Task prompt: In the listing below, locate the lines that hold "adest" and copy them.

_ _ _ _ _

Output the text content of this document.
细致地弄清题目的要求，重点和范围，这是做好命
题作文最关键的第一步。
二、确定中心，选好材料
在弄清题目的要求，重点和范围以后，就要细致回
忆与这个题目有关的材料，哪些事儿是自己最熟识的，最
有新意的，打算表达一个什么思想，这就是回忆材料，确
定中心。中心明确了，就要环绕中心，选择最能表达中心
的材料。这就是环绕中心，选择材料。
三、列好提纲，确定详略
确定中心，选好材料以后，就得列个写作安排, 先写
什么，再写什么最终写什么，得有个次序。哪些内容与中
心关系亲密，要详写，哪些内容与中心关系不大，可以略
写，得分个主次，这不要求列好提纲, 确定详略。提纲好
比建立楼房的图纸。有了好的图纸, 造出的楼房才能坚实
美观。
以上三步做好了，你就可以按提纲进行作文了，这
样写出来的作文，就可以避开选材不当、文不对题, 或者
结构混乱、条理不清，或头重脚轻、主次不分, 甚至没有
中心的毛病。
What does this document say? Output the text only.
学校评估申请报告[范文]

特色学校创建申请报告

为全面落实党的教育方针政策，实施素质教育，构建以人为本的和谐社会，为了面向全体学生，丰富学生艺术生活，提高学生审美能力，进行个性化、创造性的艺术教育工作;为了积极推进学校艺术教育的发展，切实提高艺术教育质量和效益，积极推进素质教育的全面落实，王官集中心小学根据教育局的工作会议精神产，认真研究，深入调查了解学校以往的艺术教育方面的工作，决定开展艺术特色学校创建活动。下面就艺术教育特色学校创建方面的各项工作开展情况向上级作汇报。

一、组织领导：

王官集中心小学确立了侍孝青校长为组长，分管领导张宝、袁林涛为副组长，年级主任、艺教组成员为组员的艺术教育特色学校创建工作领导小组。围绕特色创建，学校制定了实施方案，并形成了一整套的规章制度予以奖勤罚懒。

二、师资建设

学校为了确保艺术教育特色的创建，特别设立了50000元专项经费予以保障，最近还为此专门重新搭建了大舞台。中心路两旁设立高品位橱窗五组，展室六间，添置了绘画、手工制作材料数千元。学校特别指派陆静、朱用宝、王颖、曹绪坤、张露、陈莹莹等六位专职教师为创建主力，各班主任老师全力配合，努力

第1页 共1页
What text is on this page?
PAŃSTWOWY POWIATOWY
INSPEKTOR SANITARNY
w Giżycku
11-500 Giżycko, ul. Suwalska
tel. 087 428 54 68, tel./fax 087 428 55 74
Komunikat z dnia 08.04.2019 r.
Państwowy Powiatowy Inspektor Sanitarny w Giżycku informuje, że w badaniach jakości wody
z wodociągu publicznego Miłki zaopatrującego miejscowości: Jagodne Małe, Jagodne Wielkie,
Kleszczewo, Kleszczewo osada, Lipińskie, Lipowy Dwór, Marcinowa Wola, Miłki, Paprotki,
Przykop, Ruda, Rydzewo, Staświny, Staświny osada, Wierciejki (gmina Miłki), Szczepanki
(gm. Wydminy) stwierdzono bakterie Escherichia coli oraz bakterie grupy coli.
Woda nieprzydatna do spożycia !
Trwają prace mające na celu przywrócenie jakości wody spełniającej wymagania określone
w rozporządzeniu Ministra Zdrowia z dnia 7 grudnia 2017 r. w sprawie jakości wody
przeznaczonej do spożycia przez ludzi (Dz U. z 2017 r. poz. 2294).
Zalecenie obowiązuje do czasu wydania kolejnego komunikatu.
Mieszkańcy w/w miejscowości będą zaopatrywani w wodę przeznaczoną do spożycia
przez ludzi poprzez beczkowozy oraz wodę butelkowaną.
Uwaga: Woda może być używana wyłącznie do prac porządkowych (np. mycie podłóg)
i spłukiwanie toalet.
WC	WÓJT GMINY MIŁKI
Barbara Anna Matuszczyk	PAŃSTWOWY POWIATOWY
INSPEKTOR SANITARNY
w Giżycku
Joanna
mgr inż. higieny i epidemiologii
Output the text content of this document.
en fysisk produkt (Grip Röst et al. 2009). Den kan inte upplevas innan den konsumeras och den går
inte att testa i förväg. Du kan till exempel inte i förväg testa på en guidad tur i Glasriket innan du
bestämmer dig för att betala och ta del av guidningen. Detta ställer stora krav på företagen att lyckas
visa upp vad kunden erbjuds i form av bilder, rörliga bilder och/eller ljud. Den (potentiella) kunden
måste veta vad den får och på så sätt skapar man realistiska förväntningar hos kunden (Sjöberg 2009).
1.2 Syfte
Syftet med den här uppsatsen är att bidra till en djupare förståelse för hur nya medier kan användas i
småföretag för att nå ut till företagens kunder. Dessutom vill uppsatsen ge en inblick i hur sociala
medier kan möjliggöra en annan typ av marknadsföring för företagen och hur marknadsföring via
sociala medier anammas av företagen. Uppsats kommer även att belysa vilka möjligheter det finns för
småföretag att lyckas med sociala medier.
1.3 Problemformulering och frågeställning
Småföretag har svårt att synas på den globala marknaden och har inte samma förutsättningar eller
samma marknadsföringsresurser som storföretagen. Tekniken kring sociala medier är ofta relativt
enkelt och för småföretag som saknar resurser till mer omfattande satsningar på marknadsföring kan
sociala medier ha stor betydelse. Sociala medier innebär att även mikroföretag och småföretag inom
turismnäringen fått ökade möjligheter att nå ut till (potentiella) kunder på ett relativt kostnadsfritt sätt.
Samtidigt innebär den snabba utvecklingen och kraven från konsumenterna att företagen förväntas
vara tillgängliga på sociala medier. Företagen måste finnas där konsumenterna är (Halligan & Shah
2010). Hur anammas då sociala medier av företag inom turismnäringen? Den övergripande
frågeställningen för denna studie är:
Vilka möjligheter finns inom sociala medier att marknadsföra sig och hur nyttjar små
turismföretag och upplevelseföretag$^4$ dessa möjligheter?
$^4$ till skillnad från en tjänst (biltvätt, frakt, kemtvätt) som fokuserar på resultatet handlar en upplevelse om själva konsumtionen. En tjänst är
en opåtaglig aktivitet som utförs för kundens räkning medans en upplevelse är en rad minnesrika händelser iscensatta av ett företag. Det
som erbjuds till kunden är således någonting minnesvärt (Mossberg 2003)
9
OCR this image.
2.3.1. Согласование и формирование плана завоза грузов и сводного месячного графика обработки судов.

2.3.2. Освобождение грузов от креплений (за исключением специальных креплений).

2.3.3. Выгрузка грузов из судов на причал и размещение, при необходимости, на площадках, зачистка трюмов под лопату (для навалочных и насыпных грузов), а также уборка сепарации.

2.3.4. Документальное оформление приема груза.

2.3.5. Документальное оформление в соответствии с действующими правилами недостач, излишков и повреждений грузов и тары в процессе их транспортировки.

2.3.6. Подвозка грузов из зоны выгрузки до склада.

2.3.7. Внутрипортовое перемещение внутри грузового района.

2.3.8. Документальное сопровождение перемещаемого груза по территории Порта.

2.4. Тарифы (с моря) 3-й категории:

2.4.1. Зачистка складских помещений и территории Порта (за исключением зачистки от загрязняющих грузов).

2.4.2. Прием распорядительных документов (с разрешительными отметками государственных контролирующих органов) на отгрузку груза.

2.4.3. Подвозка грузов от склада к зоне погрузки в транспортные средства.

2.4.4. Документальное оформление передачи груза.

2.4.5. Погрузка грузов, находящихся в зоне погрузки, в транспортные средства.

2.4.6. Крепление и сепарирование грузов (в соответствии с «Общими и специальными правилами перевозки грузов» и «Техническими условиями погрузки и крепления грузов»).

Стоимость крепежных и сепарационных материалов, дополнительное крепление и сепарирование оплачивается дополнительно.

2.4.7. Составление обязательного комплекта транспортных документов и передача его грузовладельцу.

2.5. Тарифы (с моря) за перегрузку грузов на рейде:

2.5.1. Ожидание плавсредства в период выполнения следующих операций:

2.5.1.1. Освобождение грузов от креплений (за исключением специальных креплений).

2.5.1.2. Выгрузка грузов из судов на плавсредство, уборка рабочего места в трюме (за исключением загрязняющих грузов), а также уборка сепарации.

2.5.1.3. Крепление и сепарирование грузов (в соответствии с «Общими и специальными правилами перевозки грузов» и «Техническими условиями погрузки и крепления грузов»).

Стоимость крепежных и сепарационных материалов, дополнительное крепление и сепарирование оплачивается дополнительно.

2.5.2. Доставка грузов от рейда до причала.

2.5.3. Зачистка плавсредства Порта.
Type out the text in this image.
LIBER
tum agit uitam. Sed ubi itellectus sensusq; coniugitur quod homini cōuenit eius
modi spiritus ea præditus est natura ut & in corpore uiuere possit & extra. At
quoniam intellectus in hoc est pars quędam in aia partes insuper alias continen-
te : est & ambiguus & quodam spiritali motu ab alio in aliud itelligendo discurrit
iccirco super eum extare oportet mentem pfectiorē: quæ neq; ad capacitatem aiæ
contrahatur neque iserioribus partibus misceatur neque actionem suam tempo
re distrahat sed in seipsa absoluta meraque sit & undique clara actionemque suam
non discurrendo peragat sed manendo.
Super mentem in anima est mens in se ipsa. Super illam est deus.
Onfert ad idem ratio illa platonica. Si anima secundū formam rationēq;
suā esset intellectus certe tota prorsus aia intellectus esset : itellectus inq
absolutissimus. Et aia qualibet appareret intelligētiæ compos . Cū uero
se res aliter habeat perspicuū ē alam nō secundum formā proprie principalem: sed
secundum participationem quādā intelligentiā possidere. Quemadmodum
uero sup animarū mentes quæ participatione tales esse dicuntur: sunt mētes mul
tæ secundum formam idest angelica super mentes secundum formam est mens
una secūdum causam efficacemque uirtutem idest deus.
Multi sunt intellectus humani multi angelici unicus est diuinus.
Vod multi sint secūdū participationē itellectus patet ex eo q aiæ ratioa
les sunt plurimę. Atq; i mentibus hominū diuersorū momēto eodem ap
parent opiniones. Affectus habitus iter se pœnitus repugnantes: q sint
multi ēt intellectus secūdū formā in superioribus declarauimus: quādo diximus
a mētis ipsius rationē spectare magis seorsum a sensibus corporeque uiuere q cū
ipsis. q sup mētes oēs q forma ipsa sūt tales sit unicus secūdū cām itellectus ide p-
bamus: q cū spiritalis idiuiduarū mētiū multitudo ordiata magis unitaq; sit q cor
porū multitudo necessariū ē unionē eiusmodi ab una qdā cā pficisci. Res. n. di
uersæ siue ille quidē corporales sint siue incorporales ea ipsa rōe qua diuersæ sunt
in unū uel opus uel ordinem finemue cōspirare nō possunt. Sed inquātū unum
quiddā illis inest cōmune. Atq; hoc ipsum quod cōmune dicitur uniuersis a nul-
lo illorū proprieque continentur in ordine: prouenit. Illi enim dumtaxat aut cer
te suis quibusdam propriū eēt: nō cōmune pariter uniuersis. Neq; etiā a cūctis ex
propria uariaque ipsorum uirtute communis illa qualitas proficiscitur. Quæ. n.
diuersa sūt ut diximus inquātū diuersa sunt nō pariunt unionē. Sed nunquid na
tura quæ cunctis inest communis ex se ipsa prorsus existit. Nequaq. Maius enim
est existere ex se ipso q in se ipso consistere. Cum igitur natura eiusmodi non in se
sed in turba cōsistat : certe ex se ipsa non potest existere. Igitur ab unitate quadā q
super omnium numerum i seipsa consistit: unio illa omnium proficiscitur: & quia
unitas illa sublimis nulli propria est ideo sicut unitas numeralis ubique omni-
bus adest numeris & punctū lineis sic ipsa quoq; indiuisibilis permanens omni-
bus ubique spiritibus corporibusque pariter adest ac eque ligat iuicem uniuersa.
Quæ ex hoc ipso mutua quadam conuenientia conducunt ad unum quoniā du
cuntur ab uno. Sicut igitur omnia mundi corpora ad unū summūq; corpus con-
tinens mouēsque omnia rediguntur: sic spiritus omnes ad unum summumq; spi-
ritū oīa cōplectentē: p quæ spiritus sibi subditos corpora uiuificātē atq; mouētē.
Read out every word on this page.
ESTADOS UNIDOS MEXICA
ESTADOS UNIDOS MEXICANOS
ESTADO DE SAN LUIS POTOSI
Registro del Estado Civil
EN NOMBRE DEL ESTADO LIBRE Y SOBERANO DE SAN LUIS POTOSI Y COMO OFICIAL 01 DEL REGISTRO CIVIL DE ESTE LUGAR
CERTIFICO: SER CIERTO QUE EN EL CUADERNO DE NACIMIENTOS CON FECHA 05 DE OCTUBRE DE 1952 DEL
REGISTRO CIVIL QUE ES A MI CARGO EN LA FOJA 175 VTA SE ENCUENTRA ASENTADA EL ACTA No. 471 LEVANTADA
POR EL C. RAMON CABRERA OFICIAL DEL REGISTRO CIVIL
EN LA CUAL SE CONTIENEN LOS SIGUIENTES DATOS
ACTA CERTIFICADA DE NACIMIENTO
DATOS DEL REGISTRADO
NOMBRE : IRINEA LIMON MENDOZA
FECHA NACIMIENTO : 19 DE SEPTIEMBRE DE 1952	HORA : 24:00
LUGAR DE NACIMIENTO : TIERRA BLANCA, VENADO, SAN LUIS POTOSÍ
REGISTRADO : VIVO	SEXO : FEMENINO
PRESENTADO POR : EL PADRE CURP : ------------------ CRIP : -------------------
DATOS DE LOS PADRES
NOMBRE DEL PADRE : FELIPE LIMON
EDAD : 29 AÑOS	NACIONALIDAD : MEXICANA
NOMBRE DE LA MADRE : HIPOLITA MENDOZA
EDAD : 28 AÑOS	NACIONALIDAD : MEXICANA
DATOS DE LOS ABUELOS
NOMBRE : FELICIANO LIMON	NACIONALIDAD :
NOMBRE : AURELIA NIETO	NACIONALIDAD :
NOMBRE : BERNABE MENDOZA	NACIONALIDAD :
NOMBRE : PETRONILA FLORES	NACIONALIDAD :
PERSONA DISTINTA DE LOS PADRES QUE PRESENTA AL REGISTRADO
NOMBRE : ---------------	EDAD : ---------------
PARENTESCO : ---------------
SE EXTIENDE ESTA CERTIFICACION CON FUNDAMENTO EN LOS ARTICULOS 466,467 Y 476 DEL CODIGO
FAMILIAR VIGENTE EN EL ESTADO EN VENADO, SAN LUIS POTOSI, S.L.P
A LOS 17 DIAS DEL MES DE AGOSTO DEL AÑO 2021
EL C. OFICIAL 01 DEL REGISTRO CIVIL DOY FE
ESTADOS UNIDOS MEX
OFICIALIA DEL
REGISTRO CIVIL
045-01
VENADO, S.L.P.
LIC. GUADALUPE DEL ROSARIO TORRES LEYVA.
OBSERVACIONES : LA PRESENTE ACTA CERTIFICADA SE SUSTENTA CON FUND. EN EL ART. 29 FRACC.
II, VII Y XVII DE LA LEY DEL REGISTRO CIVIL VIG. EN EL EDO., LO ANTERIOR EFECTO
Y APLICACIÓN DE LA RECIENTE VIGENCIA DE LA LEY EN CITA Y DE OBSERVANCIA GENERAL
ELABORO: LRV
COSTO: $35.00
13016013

_ _ _ _ _

Exercise response:
bus adest numeris & punctū lineis sic ipsa quoq; indiuisibilis permanens omni-
bus ubique spiritibus corporibusque pariter adest ac eque ligat iuicem uniuersa.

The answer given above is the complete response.